##### Data lines

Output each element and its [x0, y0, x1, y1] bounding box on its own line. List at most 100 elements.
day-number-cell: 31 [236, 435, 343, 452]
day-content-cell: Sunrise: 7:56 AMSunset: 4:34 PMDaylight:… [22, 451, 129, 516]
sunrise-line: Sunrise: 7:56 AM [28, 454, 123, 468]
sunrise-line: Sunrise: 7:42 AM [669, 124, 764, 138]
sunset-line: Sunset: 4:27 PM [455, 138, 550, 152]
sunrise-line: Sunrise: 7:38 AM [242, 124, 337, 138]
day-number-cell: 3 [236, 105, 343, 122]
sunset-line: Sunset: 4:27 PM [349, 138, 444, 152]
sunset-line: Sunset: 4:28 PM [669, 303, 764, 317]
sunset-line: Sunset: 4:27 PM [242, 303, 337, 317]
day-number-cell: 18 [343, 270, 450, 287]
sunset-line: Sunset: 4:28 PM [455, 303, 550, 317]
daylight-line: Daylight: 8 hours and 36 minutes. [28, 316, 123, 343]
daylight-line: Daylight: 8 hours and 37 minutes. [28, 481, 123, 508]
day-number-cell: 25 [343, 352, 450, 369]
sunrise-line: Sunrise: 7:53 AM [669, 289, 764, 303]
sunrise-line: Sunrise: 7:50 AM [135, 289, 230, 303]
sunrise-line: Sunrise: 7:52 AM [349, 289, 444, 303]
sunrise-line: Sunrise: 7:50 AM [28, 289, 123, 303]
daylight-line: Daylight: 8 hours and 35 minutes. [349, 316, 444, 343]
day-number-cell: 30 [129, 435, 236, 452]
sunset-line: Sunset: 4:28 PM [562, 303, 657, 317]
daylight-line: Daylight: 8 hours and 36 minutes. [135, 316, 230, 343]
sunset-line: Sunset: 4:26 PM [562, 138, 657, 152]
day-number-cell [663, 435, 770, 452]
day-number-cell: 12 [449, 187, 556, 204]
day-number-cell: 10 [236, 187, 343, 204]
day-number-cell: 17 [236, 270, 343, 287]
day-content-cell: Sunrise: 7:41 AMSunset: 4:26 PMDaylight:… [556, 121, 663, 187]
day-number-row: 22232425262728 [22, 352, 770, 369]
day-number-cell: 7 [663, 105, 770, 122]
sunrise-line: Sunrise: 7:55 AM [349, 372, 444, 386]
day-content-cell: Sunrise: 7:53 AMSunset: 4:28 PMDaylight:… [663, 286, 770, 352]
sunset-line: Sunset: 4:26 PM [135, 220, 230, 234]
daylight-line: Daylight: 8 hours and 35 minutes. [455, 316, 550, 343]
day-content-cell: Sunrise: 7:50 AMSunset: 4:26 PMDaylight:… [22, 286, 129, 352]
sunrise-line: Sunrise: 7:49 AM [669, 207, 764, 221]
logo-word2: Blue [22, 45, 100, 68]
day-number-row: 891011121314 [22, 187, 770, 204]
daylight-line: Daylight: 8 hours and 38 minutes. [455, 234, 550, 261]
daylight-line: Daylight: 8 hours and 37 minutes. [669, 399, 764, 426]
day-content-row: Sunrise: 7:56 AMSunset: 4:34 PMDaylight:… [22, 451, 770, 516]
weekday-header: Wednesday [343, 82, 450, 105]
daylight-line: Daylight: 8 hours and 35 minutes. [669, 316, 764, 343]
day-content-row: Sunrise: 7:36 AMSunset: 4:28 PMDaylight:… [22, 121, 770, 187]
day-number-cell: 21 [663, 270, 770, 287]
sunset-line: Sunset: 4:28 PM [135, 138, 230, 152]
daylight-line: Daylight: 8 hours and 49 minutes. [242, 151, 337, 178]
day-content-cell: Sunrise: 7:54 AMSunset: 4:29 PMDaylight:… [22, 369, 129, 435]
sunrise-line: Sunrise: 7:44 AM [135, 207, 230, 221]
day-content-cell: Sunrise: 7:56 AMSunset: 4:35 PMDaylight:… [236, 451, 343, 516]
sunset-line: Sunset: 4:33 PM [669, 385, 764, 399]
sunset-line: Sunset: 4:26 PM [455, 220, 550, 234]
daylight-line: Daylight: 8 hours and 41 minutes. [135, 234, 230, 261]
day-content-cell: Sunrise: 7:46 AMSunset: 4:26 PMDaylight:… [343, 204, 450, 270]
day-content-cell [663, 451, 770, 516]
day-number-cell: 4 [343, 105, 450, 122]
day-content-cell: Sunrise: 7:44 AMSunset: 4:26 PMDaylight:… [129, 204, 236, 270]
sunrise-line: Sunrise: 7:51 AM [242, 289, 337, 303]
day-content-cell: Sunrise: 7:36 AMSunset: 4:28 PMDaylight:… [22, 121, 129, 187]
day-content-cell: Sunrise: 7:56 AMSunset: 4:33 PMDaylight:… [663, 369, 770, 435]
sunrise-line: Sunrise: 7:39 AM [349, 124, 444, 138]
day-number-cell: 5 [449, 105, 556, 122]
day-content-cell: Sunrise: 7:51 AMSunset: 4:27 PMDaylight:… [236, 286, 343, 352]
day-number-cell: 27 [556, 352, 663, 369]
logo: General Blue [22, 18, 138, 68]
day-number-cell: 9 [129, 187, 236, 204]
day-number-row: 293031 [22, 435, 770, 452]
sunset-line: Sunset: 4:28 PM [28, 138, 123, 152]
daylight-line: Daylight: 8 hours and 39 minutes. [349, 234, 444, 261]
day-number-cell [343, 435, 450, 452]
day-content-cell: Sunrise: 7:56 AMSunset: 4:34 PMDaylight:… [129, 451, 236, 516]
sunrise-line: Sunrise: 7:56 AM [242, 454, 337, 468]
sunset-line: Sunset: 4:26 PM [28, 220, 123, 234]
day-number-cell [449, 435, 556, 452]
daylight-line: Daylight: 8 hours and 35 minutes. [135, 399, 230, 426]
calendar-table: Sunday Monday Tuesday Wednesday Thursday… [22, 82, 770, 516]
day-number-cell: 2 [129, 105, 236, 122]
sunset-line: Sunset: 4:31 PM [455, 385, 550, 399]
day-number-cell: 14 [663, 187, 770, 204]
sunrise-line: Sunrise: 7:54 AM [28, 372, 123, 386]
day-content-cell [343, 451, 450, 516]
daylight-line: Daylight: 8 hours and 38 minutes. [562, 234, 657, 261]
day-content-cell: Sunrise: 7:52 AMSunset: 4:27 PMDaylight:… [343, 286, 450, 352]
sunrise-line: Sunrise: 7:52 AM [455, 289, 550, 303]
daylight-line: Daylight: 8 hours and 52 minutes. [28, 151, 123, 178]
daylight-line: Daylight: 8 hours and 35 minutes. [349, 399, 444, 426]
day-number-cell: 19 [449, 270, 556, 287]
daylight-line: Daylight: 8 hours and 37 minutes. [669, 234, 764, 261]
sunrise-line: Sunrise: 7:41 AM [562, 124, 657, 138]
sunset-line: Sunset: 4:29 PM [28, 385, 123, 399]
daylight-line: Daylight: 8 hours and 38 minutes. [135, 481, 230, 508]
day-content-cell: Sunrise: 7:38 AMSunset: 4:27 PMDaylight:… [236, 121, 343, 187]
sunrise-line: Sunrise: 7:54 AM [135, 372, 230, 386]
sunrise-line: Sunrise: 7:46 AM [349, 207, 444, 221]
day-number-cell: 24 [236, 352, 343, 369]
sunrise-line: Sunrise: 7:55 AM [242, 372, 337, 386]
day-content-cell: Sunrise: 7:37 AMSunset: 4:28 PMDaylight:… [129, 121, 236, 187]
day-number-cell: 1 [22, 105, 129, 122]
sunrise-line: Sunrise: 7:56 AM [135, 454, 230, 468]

##########

**To do**
Print every line of the items above again, with no changes.

**Written solution**
Output each element and its [x0, y0, x1, y1] bounding box on its own line. List at most 100 elements.
day-number-cell: 31 [236, 435, 343, 452]
day-content-cell: Sunrise: 7:56 AMSunset: 4:34 PMDaylight:… [22, 451, 129, 516]
sunrise-line: Sunrise: 7:56 AM [28, 454, 123, 468]
sunrise-line: Sunrise: 7:42 AM [669, 124, 764, 138]
sunset-line: Sunset: 4:27 PM [455, 138, 550, 152]
sunrise-line: Sunrise: 7:38 AM [242, 124, 337, 138]
day-number-cell: 3 [236, 105, 343, 122]
sunset-line: Sunset: 4:27 PM [349, 138, 444, 152]
sunset-line: Sunset: 4:28 PM [669, 303, 764, 317]
sunset-line: Sunset: 4:27 PM [242, 303, 337, 317]
day-number-cell: 18 [343, 270, 450, 287]
sunset-line: Sunset: 4:28 PM [455, 303, 550, 317]
daylight-line: Daylight: 8 hours and 36 minutes. [28, 316, 123, 343]
daylight-line: Daylight: 8 hours and 37 minutes. [28, 481, 123, 508]
day-number-cell: 25 [343, 352, 450, 369]
sunrise-line: Sunrise: 7:53 AM [669, 289, 764, 303]
sunrise-line: Sunrise: 7:50 AM [135, 289, 230, 303]
sunrise-line: Sunrise: 7:52 AM [349, 289, 444, 303]
sunrise-line: Sunrise: 7:50 AM [28, 289, 123, 303]
daylight-line: Daylight: 8 hours and 35 minutes. [349, 316, 444, 343]
day-number-cell: 30 [129, 435, 236, 452]
sunset-line: Sunset: 4:28 PM [562, 303, 657, 317]
daylight-line: Daylight: 8 hours and 36 minutes. [135, 316, 230, 343]
sunset-line: Sunset: 4:26 PM [562, 138, 657, 152]
day-number-cell [663, 435, 770, 452]
day-number-cell: 12 [449, 187, 556, 204]
day-number-cell: 10 [236, 187, 343, 204]
day-number-cell: 17 [236, 270, 343, 287]
day-content-cell: Sunrise: 7:41 AMSunset: 4:26 PMDaylight:… [556, 121, 663, 187]
day-number-row: 22232425262728 [22, 352, 770, 369]
day-number-cell: 7 [663, 105, 770, 122]
sunrise-line: Sunrise: 7:55 AM [349, 372, 444, 386]
day-content-cell: Sunrise: 7:53 AMSunset: 4:28 PMDaylight:… [663, 286, 770, 352]
sunset-line: Sunset: 4:26 PM [135, 220, 230, 234]
daylight-line: Daylight: 8 hours and 35 minutes. [455, 316, 550, 343]
day-content-cell: Sunrise: 7:50 AMSunset: 4:26 PMDaylight:… [22, 286, 129, 352]
sunrise-line: Sunrise: 7:49 AM [669, 207, 764, 221]
logo-word2: Blue [22, 45, 100, 68]
day-number-row: 891011121314 [22, 187, 770, 204]
daylight-line: Daylight: 8 hours and 38 minutes. [455, 234, 550, 261]
daylight-line: Daylight: 8 hours and 37 minutes. [669, 399, 764, 426]
day-content-row: Sunrise: 7:56 AMSunset: 4:34 PMDaylight:… [22, 451, 770, 516]
weekday-header: Wednesday [343, 82, 450, 105]
daylight-line: Daylight: 8 hours and 35 minutes. [669, 316, 764, 343]
day-content-row: Sunrise: 7:36 AMSunset: 4:28 PMDaylight:… [22, 121, 770, 187]
day-number-cell: 21 [663, 270, 770, 287]
sunset-line: Sunset: 4:28 PM [135, 138, 230, 152]
daylight-line: Daylight: 8 hours and 49 minutes. [242, 151, 337, 178]
day-content-cell: Sunrise: 7:54 AMSunset: 4:29 PMDaylight:… [22, 369, 129, 435]
sunrise-line: Sunrise: 7:44 AM [135, 207, 230, 221]
day-content-cell: Sunrise: 7:56 AMSunset: 4:35 PMDaylight:… [236, 451, 343, 516]
sunset-line: Sunset: 4:33 PM [669, 385, 764, 399]
sunset-line: Sunset: 4:26 PM [455, 220, 550, 234]
daylight-line: Daylight: 8 hours and 41 minutes. [135, 234, 230, 261]
day-content-cell: Sunrise: 7:46 AMSunset: 4:26 PMDaylight:… [343, 204, 450, 270]
day-content-cell [663, 451, 770, 516]
day-number-cell: 4 [343, 105, 450, 122]
day-content-cell: Sunrise: 7:44 AMSunset: 4:26 PMDaylight:… [129, 204, 236, 270]
sunrise-line: Sunrise: 7:51 AM [242, 289, 337, 303]
day-content-cell: Sunrise: 7:36 AMSunset: 4:28 PMDaylight:… [22, 121, 129, 187]
day-content-cell: Sunrise: 7:56 AMSunset: 4:33 PMDaylight:… [663, 369, 770, 435]
sunrise-line: Sunrise: 7:39 AM [349, 124, 444, 138]
day-number-cell: 5 [449, 105, 556, 122]
day-content-cell: Sunrise: 7:51 AMSunset: 4:27 PMDaylight:… [236, 286, 343, 352]
day-number-cell: 27 [556, 352, 663, 369]
logo: General Blue [22, 18, 138, 68]
day-number-cell: 9 [129, 187, 236, 204]
day-number-row: 293031 [22, 435, 770, 452]
sunset-line: Sunset: 4:28 PM [28, 138, 123, 152]
daylight-line: Daylight: 8 hours and 39 minutes. [349, 234, 444, 261]
day-number-cell [343, 435, 450, 452]
day-content-cell: Sunrise: 7:56 AMSunset: 4:34 PMDaylight:… [129, 451, 236, 516]
sunrise-line: Sunrise: 7:56 AM [242, 454, 337, 468]
sunset-line: Sunset: 4:26 PM [28, 220, 123, 234]
day-number-cell [449, 435, 556, 452]
daylight-line: Daylight: 8 hours and 35 minutes. [135, 399, 230, 426]
calendar-table: Sunday Monday Tuesday Wednesday Thursday… [22, 82, 770, 516]
day-number-cell: 2 [129, 105, 236, 122]
sunset-line: Sunset: 4:31 PM [455, 385, 550, 399]
day-number-cell: 14 [663, 187, 770, 204]
sunrise-line: Sunrise: 7:54 AM [28, 372, 123, 386]
day-content-cell [343, 451, 450, 516]
daylight-line: Daylight: 8 hours and 38 minutes. [562, 234, 657, 261]
day-content-cell: Sunrise: 7:52 AMSunset: 4:27 PMDaylight:… [343, 286, 450, 352]
sunrise-line: Sunrise: 7:52 AM [455, 289, 550, 303]
daylight-line: Daylight: 8 hours and 52 minutes. [28, 151, 123, 178]
daylight-line: Daylight: 8 hours and 35 minutes. [349, 399, 444, 426]
day-number-cell: 19 [449, 270, 556, 287]
daylight-line: Daylight: 8 hours and 37 minutes. [669, 234, 764, 261]
sunrise-line: Sunrise: 7:41 AM [562, 124, 657, 138]
sunset-line: Sunset: 4:29 PM [28, 385, 123, 399]
daylight-line: Daylight: 8 hours and 38 minutes. [135, 481, 230, 508]
day-content-cell: Sunrise: 7:38 AMSunset: 4:27 PMDaylight:… [236, 121, 343, 187]
sunrise-line: Sunrise: 7:54 AM [135, 372, 230, 386]
sunrise-line: Sunrise: 7:46 AM [349, 207, 444, 221]
day-number-cell: 24 [236, 352, 343, 369]
sunrise-line: Sunrise: 7:55 AM [242, 372, 337, 386]
day-content-cell: Sunrise: 7:37 AMSunset: 4:28 PMDaylight:… [129, 121, 236, 187]
day-number-cell: 1 [22, 105, 129, 122]
sunrise-line: Sunrise: 7:56 AM [135, 454, 230, 468]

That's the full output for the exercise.